Data for this exercise:
========

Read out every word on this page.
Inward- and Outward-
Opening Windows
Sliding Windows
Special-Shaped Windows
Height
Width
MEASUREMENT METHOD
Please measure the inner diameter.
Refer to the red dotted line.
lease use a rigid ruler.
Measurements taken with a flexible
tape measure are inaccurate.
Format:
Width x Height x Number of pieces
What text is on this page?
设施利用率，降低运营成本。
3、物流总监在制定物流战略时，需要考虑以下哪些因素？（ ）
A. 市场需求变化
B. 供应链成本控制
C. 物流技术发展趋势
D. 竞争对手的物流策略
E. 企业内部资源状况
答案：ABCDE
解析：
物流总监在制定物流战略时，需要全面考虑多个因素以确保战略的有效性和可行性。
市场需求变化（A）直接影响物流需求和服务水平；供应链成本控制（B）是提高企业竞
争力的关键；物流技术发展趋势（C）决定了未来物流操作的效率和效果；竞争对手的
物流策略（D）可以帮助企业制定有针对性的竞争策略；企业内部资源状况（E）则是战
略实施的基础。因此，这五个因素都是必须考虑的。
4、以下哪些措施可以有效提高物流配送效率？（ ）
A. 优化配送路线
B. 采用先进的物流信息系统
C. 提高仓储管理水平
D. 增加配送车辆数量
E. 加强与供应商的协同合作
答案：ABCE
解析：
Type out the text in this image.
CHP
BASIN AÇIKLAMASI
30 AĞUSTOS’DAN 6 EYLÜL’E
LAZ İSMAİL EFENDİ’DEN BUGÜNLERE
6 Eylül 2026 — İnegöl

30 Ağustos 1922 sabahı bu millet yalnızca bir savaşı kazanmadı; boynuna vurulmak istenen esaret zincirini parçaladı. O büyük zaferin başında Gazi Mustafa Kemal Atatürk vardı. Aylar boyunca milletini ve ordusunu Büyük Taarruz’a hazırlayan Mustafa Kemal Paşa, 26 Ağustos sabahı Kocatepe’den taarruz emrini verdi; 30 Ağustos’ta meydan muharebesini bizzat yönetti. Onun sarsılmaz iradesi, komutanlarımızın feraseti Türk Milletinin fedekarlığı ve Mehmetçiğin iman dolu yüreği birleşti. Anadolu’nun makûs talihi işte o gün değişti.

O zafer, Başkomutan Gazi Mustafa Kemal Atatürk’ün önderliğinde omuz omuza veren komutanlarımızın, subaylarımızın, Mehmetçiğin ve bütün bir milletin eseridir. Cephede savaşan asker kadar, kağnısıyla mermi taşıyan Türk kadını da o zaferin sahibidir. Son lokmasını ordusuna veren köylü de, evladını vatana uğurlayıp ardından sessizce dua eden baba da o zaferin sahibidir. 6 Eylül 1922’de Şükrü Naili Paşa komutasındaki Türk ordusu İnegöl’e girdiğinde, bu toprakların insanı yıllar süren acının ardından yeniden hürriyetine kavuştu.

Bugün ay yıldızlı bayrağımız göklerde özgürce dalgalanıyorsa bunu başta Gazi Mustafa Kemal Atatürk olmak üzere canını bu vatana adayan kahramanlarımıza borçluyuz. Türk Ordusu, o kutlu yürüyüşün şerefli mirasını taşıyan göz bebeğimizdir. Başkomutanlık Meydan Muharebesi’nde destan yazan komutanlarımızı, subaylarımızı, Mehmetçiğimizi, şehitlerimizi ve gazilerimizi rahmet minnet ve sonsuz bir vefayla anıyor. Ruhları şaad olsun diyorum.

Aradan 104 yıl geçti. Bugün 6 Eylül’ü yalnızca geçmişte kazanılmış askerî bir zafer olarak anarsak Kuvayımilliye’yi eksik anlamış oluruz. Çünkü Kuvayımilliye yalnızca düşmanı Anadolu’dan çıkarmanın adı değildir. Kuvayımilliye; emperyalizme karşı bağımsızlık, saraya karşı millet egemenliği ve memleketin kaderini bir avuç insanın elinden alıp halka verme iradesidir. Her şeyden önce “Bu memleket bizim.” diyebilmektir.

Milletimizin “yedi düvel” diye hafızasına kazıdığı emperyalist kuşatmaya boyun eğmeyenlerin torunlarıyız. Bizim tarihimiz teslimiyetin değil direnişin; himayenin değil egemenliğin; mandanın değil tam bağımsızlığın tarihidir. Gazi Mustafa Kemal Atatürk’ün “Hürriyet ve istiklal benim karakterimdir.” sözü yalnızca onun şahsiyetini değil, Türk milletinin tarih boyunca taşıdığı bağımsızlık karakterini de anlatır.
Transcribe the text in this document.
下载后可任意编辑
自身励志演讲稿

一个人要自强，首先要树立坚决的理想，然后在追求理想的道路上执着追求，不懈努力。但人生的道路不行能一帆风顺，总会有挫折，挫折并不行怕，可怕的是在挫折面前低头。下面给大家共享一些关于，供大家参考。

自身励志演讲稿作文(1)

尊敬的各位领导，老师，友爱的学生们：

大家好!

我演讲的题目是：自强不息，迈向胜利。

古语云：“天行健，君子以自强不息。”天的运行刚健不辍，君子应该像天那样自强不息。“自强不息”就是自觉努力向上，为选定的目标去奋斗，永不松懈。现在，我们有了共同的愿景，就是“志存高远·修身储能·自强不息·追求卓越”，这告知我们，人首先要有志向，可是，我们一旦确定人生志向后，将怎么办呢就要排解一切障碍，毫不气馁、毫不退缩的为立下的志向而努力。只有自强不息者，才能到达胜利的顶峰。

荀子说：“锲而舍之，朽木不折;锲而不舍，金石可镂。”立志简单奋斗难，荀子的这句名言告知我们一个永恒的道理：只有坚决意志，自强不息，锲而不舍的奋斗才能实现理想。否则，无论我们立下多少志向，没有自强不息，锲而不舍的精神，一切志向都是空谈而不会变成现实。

========

What the exercise asks: Could you quote the material above in full, exactly as it stands?

Worked answer:
Read out every word on this page.
Inward- and Outward-
Opening Windows
Sliding Windows
Special-Shaped Windows
Height
Width
MEASUREMENT METHOD
Please measure the inner diameter.
Refer to the red dotted line.
lease use a rigid ruler.
Measurements taken with a flexible
tape measure are inaccurate.
Format:
Width x Height x Number of pieces
What text is on this page?
设施利用率，降低运营成本。
3、物流总监在制定物流战略时，需要考虑以下哪些因素？（ ）
A. 市场需求变化
B. 供应链成本控制
C. 物流技术发展趋势
D. 竞争对手的物流策略
E. 企业内部资源状况
答案：ABCDE
解析：
物流总监在制定物流战略时，需要全面考虑多个因素以确保战略的有效性和可行性。
市场需求变化（A）直接影响物流需求和服务水平；供应链成本控制（B）是提高企业竞
争力的关键；物流技术发展趋势（C）决定了未来物流操作的效率和效果；竞争对手的
物流策略（D）可以帮助企业制定有针对性的竞争策略；企业内部资源状况（E）则是战
略实施的基础。因此，这五个因素都是必须考虑的。
4、以下哪些措施可以有效提高物流配送效率？（ ）
A. 优化配送路线
B. 采用先进的物流信息系统
C. 提高仓储管理水平
D. 增加配送车辆数量
E. 加强与供应商的协同合作
答案：ABCE
解析：
Type out the text in this image.
CHP
BASIN AÇIKLAMASI
30 AĞUSTOS’DAN 6 EYLÜL’E
LAZ İSMAİL EFENDİ’DEN BUGÜNLERE
6 Eylül 2026 — İnegöl

30 Ağustos 1922 sabahı bu millet yalnızca bir savaşı kazanmadı; boynuna vurulmak istenen esaret zincirini parçaladı. O büyük zaferin başında Gazi Mustafa Kemal Atatürk vardı. Aylar boyunca milletini ve ordusunu Büyük Taarruz’a hazırlayan Mustafa Kemal Paşa, 26 Ağustos sabahı Kocatepe’den taarruz emrini verdi; 30 Ağustos’ta meydan muharebesini bizzat yönetti. Onun sarsılmaz iradesi, komutanlarımızın feraseti Türk Milletinin fedekarlığı ve Mehmetçiğin iman dolu yüreği birleşti. Anadolu’nun makûs talihi işte o gün değişti.

O zafer, Başkomutan Gazi Mustafa Kemal Atatürk’ün önderliğinde omuz omuza veren komutanlarımızın, subaylarımızın, Mehmetçiğin ve bütün bir milletin eseridir. Cephede savaşan asker kadar, kağnısıyla mermi taşıyan Türk kadını da o zaferin sahibidir. Son lokmasını ordusuna veren köylü de, evladını vatana uğurlayıp ardından sessizce dua eden baba da o zaferin sahibidir. 6 Eylül 1922’de Şükrü Naili Paşa komutasındaki Türk ordusu İnegöl’e girdiğinde, bu toprakların insanı yıllar süren acının ardından yeniden hürriyetine kavuştu.

Bugün ay yıldızlı bayrağımız göklerde özgürce dalgalanıyorsa bunu başta Gazi Mustafa Kemal Atatürk olmak üzere canını bu vatana adayan kahramanlarımıza borçluyuz. Türk Ordusu, o kutlu yürüyüşün şerefli mirasını taşıyan göz bebeğimizdir. Başkomutanlık Meydan Muharebesi’nde destan yazan komutanlarımızı, subaylarımızı, Mehmetçiğimizi, şehitlerimizi ve gazilerimizi rahmet minnet ve sonsuz bir vefayla anıyor. Ruhları şaad olsun diyorum.

Aradan 104 yıl geçti. Bugün 6 Eylül’ü yalnızca geçmişte kazanılmış askerî bir zafer olarak anarsak Kuvayımilliye’yi eksik anlamış oluruz. Çünkü Kuvayımilliye yalnızca düşmanı Anadolu’dan çıkarmanın adı değildir. Kuvayımilliye; emperyalizme karşı bağımsızlık, saraya karşı millet egemenliği ve memleketin kaderini bir avuç insanın elinden alıp halka verme iradesidir. Her şeyden önce “Bu memleket bizim.” diyebilmektir.

Milletimizin “yedi düvel” diye hafızasına kazıdığı emperyalist kuşatmaya boyun eğmeyenlerin torunlarıyız. Bizim tarihimiz teslimiyetin değil direnişin; himayenin değil egemenliğin; mandanın değil tam bağımsızlığın tarihidir. Gazi Mustafa Kemal Atatürk’ün “Hürriyet ve istiklal benim karakterimdir.” sözü yalnızca onun şahsiyetini değil, Türk milletinin tarih boyunca taşıdığı bağımsızlık karakterini de anlatır.
Transcribe the text in this document.
下载后可任意编辑
自身励志演讲稿

一个人要自强，首先要树立坚决的理想，然后在追求理想的道路上执着追求，不懈努力。但人生的道路不行能一帆风顺，总会有挫折，挫折并不行怕，可怕的是在挫折面前低头。下面给大家共享一些关于，供大家参考。

自身励志演讲稿作文(1)

尊敬的各位领导，老师，友爱的学生们：

大家好!

我演讲的题目是：自强不息，迈向胜利。

古语云：“天行健，君子以自强不息。”天的运行刚健不辍，君子应该像天那样自强不息。“自强不息”就是自觉努力向上，为选定的目标去奋斗，永不松懈。现在，我们有了共同的愿景，就是“志存高远·修身储能·自强不息·追求卓越”，这告知我们，人首先要有志向，可是，我们一旦确定人生志向后，将怎么办呢就要排解一切障碍，毫不气馁、毫不退缩的为立下的志向而努力。只有自强不息者，才能到达胜利的顶峰。

荀子说：“锲而舍之，朽木不折;锲而不舍，金石可镂。”立志简单奋斗难，荀子的这句名言告知我们一个永恒的道理：只有坚决意志，自强不息，锲而不舍的奋斗才能实现理想。否则，无论我们立下多少志向，没有自强不息，锲而不舍的精神，一切志向都是空谈而不会变成现实。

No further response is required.